What is needed:
Using the listing below, please gather every line containing the word "document".

Records for the exercise:

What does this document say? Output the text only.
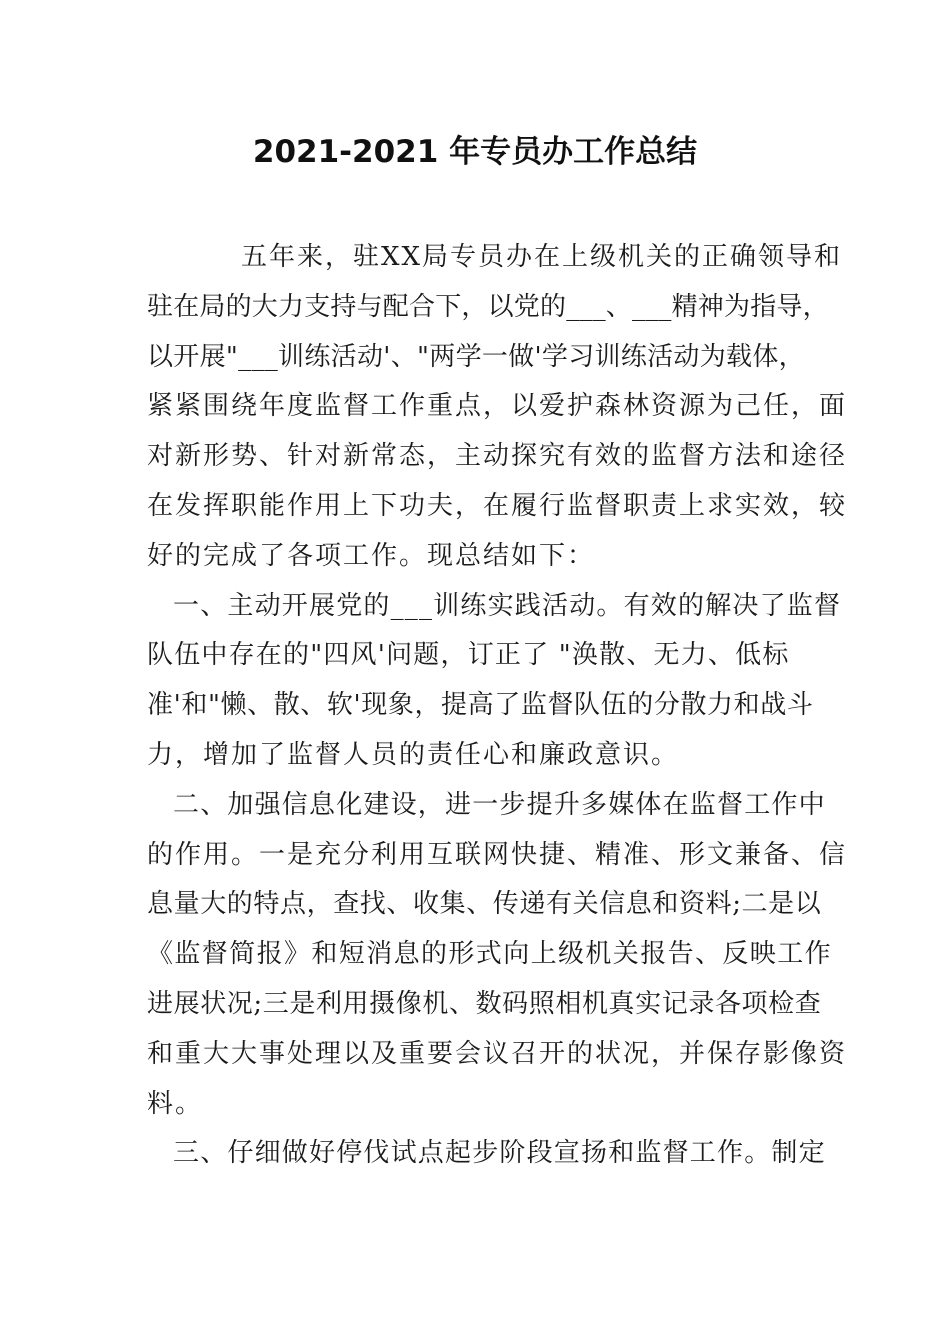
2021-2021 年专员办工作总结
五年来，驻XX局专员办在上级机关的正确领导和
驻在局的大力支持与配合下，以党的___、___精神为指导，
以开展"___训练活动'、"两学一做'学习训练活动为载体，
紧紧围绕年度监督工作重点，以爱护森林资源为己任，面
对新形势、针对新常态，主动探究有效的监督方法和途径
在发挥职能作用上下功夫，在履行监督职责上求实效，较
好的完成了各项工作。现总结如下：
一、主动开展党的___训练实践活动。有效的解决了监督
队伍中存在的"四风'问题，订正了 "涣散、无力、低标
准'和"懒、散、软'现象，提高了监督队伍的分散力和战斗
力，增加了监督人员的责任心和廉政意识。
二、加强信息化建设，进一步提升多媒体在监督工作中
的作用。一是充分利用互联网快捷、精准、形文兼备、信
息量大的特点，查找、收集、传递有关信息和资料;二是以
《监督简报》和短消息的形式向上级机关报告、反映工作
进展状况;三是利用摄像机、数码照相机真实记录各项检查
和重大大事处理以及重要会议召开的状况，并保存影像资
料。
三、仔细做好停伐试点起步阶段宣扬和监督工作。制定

* * *

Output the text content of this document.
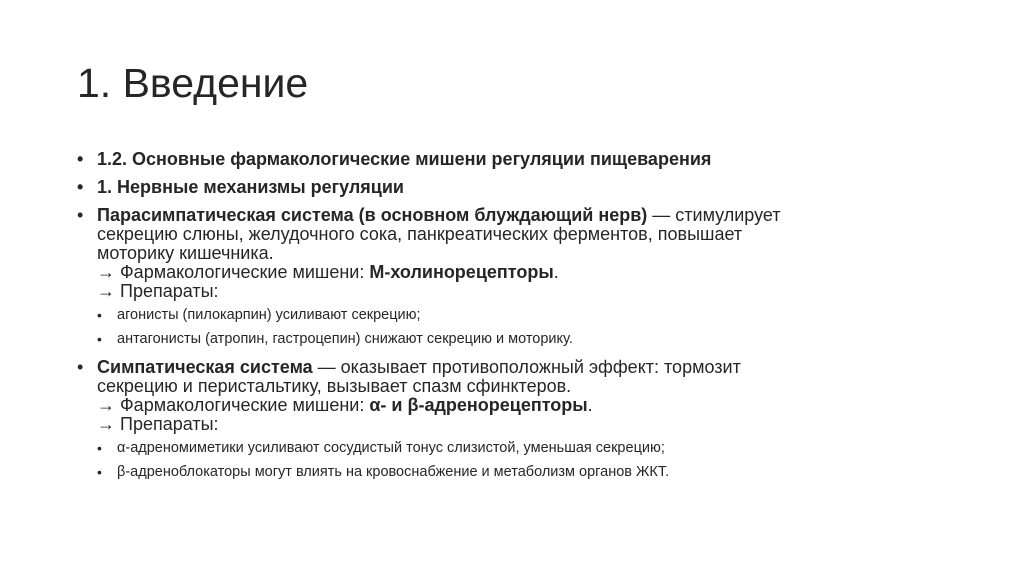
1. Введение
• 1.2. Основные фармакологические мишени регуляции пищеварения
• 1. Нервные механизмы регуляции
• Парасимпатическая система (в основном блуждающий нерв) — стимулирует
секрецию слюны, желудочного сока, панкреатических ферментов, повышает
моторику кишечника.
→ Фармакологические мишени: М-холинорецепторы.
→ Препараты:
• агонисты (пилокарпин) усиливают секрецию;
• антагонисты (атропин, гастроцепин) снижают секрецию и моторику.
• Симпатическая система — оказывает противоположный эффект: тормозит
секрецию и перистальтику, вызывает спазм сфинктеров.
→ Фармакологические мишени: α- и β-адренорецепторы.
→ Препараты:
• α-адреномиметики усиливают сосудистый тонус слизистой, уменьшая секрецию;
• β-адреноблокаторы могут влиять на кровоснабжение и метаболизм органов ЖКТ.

Answer in full:
What does this document say? Output the text only.
Output the text content of this document.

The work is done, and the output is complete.